Please copy, character for character, everything from the line containing "titlebar: nvxdsync.exe - Application" down to the line containing "dialog-title: nvxdsync.exe - Application", with both of those lines included.

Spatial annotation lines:
• • • • •

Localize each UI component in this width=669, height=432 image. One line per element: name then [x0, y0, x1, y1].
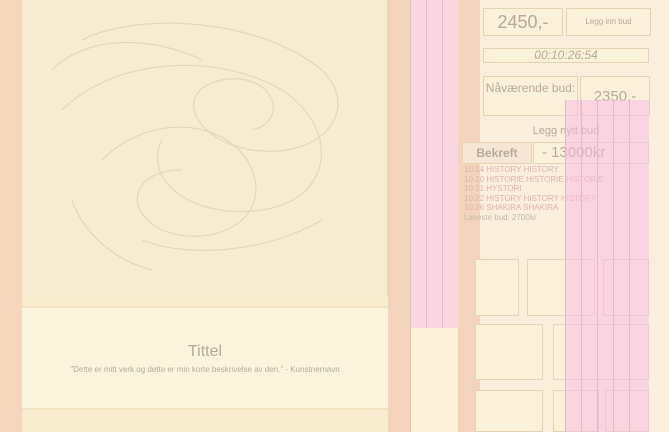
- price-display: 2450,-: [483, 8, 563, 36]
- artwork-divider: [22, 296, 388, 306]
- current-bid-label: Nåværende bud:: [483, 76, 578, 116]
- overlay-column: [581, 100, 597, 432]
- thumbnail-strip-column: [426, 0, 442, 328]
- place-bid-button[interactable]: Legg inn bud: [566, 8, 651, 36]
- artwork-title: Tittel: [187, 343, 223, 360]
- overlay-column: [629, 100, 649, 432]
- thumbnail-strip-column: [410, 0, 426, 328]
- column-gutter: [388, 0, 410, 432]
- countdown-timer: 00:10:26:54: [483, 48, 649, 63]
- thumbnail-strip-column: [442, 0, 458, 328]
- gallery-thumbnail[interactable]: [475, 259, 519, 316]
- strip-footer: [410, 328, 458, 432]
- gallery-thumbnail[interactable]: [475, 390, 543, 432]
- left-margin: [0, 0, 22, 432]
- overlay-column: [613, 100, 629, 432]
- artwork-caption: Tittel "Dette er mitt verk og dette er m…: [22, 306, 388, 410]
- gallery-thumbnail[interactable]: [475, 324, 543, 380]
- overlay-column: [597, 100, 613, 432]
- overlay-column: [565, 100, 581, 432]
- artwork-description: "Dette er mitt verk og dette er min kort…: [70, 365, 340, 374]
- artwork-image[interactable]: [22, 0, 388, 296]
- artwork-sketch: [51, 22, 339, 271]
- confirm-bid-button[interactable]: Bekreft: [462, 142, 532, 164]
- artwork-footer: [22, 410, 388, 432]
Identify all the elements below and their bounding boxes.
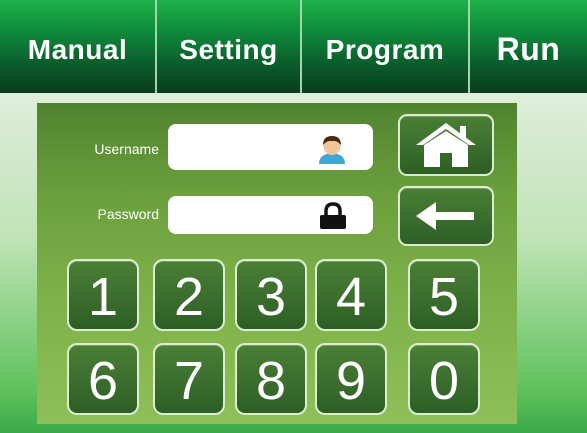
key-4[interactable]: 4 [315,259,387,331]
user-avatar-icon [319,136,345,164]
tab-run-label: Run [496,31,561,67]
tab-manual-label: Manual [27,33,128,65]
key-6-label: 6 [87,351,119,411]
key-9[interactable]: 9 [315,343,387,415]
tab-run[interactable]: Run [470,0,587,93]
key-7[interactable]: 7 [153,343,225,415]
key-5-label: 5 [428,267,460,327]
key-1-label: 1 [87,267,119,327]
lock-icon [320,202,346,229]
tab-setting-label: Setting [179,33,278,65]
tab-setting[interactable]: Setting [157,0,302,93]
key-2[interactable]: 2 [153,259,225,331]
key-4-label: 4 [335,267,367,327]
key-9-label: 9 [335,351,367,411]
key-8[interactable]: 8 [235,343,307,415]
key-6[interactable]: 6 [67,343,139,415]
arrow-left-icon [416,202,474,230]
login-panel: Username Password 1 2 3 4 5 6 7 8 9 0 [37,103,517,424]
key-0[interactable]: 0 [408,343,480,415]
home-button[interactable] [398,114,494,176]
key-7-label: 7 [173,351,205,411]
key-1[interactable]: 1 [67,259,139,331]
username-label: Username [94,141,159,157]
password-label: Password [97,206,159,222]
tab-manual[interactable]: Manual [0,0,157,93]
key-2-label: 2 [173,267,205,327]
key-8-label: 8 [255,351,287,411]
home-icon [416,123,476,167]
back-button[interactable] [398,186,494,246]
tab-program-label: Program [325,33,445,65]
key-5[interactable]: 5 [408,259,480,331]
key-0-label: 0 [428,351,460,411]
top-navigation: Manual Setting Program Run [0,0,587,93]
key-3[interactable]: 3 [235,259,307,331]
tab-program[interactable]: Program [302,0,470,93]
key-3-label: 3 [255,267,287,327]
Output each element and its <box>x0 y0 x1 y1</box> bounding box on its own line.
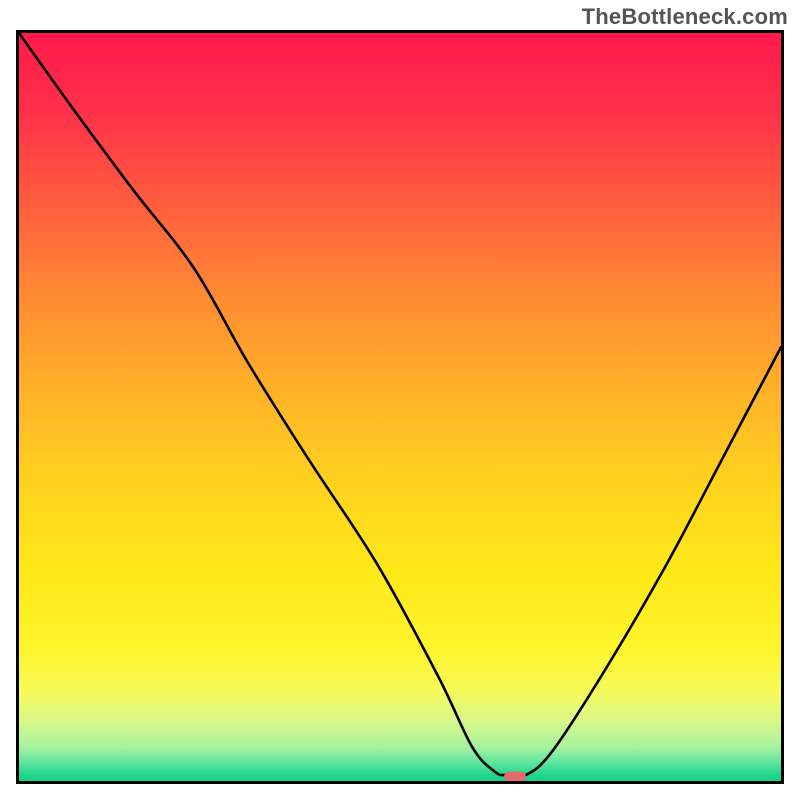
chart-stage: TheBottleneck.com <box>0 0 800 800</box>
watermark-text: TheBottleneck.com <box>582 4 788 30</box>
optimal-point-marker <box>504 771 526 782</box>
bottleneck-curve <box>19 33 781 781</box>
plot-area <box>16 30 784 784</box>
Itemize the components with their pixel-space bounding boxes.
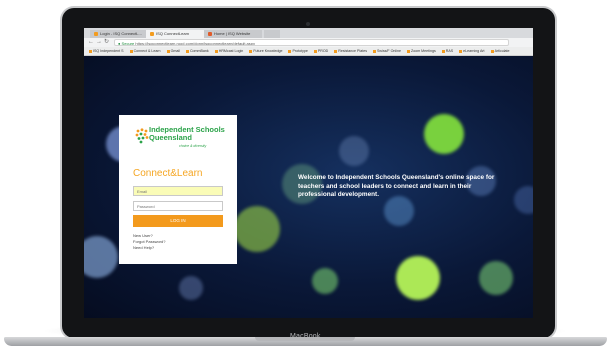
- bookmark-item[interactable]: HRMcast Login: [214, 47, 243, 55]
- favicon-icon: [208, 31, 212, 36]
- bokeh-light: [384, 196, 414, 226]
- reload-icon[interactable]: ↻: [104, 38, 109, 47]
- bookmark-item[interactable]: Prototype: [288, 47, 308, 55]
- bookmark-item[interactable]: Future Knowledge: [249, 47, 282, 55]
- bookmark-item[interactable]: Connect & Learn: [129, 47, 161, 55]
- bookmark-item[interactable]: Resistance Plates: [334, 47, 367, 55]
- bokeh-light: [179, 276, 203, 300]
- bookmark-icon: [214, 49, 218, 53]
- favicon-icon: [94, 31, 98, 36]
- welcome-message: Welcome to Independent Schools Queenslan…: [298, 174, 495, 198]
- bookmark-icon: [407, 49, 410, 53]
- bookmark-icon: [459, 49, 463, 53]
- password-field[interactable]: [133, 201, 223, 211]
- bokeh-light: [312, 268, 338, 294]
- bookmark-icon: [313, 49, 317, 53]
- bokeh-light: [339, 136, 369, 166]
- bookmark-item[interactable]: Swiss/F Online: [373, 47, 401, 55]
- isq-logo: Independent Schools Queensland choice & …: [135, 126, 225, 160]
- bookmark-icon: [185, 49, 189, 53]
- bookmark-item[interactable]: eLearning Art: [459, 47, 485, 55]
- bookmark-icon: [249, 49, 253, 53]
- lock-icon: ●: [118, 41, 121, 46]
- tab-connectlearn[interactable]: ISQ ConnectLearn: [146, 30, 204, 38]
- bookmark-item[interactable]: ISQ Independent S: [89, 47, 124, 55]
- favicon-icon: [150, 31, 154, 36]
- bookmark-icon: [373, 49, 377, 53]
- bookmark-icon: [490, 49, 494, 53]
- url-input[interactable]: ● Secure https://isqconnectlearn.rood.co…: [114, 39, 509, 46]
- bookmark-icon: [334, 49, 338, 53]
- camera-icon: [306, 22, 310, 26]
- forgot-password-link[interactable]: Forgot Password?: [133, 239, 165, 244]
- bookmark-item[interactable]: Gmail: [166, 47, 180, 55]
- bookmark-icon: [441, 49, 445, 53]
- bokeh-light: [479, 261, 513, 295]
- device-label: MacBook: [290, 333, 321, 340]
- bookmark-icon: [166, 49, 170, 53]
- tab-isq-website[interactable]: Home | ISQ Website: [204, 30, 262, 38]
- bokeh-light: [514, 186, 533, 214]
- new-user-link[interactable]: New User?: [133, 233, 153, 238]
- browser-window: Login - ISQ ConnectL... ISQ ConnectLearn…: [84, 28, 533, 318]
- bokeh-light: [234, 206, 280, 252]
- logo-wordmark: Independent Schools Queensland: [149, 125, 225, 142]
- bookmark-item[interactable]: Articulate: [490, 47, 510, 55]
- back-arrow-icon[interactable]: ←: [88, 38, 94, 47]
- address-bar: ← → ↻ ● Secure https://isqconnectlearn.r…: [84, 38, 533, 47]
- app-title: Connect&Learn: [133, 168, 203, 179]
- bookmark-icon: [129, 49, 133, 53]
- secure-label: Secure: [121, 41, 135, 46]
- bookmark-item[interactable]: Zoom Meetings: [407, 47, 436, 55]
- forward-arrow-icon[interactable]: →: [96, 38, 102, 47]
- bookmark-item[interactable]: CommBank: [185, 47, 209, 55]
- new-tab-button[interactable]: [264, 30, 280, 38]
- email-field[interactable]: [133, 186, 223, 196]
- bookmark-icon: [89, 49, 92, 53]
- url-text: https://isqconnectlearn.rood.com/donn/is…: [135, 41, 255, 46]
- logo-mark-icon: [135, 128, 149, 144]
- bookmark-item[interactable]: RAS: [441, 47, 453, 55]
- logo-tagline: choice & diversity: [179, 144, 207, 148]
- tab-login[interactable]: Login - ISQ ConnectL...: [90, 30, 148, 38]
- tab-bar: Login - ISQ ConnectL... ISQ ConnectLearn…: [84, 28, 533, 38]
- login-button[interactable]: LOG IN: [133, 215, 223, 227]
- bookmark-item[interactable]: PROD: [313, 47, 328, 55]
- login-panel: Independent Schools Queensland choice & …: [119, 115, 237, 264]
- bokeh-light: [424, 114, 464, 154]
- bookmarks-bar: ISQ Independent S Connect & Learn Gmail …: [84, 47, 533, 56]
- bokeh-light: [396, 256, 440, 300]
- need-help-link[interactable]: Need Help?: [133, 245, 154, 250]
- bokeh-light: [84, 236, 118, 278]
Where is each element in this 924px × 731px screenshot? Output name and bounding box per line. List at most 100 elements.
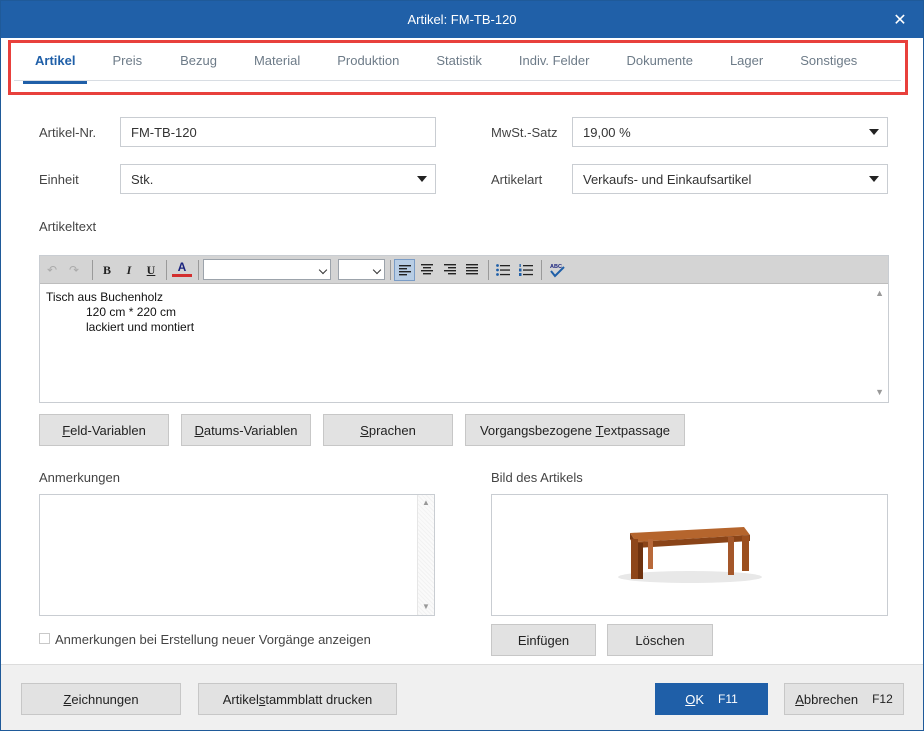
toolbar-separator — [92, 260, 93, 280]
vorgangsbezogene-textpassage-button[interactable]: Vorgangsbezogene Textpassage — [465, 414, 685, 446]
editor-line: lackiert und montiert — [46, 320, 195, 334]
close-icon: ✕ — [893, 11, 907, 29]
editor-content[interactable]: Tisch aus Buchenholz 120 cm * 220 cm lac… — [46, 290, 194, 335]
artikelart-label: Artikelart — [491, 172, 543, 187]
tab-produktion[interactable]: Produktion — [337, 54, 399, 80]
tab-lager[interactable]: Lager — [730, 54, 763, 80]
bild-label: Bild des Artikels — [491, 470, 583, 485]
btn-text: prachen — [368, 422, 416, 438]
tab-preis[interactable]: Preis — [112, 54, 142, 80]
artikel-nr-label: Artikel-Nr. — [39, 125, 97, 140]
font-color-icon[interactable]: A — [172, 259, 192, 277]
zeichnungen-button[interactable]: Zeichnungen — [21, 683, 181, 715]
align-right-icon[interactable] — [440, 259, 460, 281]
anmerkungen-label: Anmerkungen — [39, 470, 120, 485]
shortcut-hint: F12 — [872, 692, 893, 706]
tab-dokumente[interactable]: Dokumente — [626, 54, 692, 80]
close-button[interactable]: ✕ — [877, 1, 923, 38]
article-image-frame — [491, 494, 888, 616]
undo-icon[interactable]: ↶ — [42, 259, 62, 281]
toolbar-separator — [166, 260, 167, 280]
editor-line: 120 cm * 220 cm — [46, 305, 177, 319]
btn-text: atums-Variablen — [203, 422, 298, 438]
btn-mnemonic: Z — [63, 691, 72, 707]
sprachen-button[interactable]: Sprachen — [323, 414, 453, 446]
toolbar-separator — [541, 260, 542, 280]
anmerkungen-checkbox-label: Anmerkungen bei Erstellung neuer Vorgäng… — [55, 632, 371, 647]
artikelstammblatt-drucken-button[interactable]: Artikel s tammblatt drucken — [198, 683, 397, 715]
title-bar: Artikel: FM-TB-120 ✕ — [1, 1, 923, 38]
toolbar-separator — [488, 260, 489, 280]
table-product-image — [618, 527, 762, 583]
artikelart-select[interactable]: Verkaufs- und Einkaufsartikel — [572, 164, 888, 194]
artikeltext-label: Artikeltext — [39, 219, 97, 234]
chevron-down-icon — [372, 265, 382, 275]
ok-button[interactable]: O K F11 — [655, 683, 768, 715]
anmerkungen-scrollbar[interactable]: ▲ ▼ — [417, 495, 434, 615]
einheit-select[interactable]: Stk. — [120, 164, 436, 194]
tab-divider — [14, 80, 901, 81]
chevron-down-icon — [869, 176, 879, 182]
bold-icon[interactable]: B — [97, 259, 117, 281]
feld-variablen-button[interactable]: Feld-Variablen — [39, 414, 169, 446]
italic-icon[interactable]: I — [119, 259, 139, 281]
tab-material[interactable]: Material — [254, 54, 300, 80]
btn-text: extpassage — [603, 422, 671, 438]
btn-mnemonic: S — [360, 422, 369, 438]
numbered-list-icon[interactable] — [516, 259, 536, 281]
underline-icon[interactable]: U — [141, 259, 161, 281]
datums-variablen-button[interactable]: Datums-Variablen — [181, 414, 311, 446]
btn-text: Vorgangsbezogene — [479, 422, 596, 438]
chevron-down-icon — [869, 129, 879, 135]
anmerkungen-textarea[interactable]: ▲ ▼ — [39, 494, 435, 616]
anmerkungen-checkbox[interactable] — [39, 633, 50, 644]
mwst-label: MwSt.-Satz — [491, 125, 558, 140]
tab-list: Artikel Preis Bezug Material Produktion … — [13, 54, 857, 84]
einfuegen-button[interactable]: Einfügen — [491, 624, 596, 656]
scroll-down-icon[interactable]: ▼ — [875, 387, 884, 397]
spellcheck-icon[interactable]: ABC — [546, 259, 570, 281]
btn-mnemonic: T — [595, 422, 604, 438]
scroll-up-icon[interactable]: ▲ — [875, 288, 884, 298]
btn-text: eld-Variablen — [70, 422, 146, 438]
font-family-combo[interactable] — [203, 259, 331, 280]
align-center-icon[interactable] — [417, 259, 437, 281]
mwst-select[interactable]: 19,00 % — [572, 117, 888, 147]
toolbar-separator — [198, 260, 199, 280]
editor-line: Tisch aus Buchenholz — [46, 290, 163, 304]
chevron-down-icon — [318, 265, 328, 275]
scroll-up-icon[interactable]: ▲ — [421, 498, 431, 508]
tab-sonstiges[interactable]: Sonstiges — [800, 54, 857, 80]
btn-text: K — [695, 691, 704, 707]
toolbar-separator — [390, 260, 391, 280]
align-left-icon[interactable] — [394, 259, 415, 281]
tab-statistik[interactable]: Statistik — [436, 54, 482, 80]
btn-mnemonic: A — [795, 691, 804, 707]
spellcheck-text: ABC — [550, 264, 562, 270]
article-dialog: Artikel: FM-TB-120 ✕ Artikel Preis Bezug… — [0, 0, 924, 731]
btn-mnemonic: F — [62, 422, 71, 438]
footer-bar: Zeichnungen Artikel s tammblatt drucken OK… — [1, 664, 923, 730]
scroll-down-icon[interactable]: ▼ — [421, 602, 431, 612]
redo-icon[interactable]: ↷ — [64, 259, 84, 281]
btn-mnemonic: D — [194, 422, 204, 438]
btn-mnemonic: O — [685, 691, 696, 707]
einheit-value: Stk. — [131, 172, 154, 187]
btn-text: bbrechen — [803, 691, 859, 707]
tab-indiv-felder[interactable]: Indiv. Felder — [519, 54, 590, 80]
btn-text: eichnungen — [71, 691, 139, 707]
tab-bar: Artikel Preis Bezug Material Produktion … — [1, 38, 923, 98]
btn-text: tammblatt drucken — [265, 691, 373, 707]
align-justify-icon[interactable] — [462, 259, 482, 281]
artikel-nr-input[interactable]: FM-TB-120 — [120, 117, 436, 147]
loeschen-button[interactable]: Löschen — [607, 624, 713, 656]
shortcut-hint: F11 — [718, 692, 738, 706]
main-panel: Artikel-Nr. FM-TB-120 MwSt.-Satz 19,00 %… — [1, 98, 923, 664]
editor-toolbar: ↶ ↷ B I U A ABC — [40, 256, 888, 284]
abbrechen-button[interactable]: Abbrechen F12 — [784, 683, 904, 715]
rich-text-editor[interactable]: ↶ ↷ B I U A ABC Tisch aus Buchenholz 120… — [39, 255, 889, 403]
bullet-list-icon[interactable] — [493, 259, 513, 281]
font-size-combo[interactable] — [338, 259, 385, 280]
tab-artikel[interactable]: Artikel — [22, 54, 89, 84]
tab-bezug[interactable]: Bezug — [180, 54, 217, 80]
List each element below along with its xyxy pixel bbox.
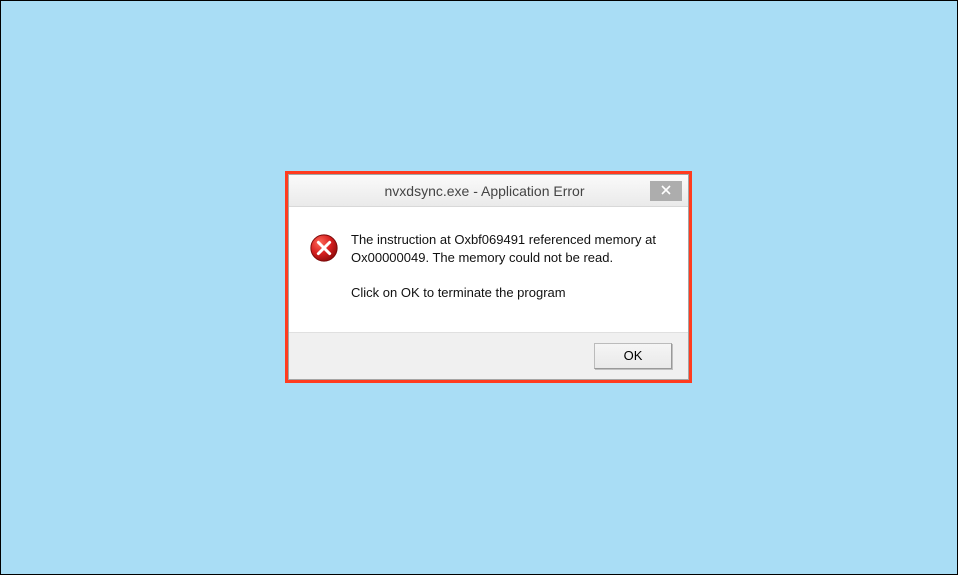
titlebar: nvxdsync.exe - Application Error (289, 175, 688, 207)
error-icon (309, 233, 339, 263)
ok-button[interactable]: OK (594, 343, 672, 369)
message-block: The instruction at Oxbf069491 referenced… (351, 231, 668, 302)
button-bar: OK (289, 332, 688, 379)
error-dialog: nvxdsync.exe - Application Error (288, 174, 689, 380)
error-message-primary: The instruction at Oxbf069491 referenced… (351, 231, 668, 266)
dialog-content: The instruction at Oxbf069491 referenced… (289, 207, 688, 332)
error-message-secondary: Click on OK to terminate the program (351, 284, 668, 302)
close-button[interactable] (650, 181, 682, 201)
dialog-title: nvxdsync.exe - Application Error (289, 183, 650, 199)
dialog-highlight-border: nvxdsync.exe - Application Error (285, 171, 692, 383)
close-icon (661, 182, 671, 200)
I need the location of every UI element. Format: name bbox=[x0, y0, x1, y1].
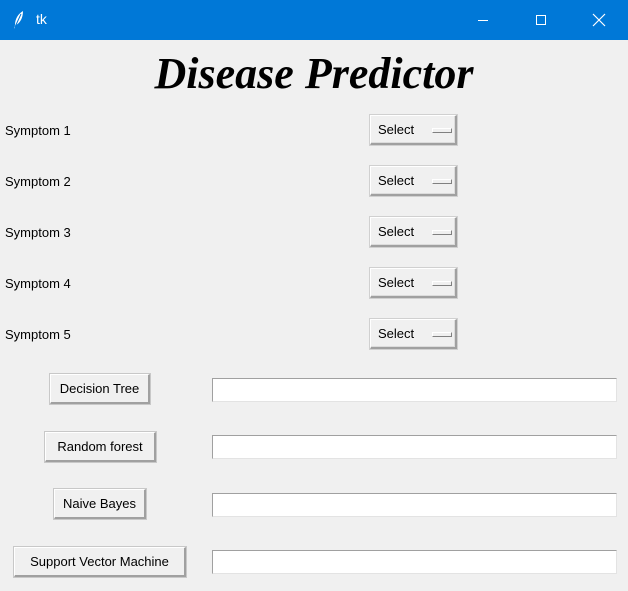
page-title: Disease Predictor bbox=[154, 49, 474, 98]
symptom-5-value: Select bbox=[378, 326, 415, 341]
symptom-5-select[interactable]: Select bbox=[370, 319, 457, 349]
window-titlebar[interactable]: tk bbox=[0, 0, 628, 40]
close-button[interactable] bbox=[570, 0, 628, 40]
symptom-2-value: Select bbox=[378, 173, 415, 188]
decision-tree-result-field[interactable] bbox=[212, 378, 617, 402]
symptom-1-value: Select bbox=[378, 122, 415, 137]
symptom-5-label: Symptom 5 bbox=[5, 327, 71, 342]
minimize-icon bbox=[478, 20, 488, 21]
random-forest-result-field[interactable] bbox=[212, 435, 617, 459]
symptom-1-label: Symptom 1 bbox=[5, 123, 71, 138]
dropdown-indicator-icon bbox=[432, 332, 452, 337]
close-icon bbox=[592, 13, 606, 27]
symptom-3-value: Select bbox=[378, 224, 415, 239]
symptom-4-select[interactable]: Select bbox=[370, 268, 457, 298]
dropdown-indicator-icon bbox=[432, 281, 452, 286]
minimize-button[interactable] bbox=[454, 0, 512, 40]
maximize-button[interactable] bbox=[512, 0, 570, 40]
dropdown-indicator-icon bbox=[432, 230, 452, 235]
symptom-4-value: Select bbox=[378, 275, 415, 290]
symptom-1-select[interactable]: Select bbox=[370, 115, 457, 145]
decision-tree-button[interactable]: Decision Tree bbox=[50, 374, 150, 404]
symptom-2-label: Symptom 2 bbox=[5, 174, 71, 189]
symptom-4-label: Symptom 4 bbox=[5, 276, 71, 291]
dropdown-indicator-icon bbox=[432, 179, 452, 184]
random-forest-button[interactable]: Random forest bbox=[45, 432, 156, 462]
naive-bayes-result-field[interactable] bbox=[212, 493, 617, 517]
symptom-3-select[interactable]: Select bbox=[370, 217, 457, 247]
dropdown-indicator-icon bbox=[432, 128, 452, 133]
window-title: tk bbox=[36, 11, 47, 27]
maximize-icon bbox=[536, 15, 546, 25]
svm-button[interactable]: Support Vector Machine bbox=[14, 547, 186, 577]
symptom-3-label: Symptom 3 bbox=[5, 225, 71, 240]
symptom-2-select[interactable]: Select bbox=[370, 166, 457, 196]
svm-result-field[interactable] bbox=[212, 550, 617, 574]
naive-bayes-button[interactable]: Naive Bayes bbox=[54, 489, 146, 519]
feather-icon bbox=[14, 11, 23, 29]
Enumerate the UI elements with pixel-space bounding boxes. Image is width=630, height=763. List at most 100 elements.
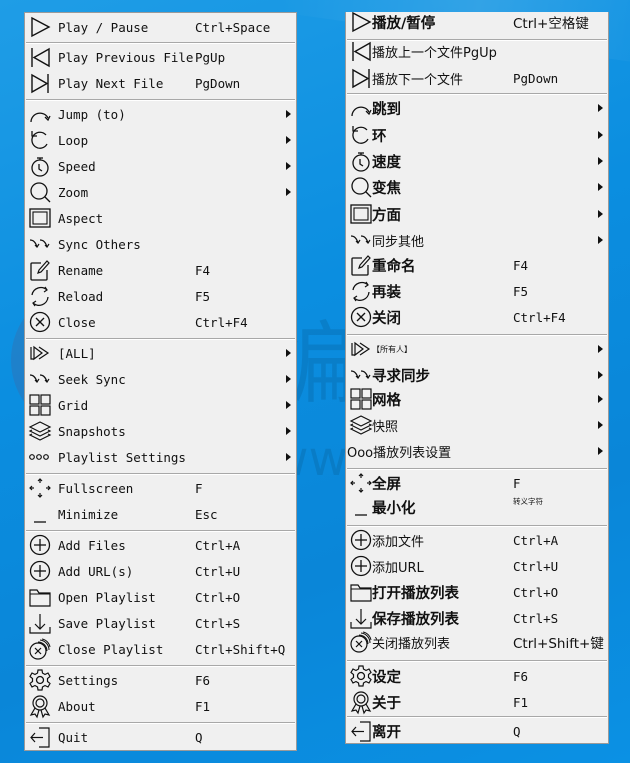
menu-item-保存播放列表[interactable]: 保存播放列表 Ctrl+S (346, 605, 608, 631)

• • • • •

Response for this exercise:
titlebar: nvxdsync.exe - Application Error (289, 175, 688, 207)
error-icon (309, 233, 339, 263)
ok-button[interactable]: OK (594, 343, 672, 369)
message-block: The instruction at Oxbf069491 referenced… (351, 231, 668, 302)
button-bar: OK (289, 332, 688, 379)
error-dialog: nvxdsync.exe - Application Error (288, 174, 689, 380)
error-message-primary: The instruction at Oxbf069491 referenced… (351, 231, 668, 266)
dialog-content: The instruction at Oxbf069491 referenced… (289, 207, 688, 332)
error-message-secondary: Click on OK to terminate the program (351, 284, 668, 302)
close-button[interactable] (650, 181, 682, 201)
dialog-title: nvxdsync.exe - Application Error (289, 183, 650, 199)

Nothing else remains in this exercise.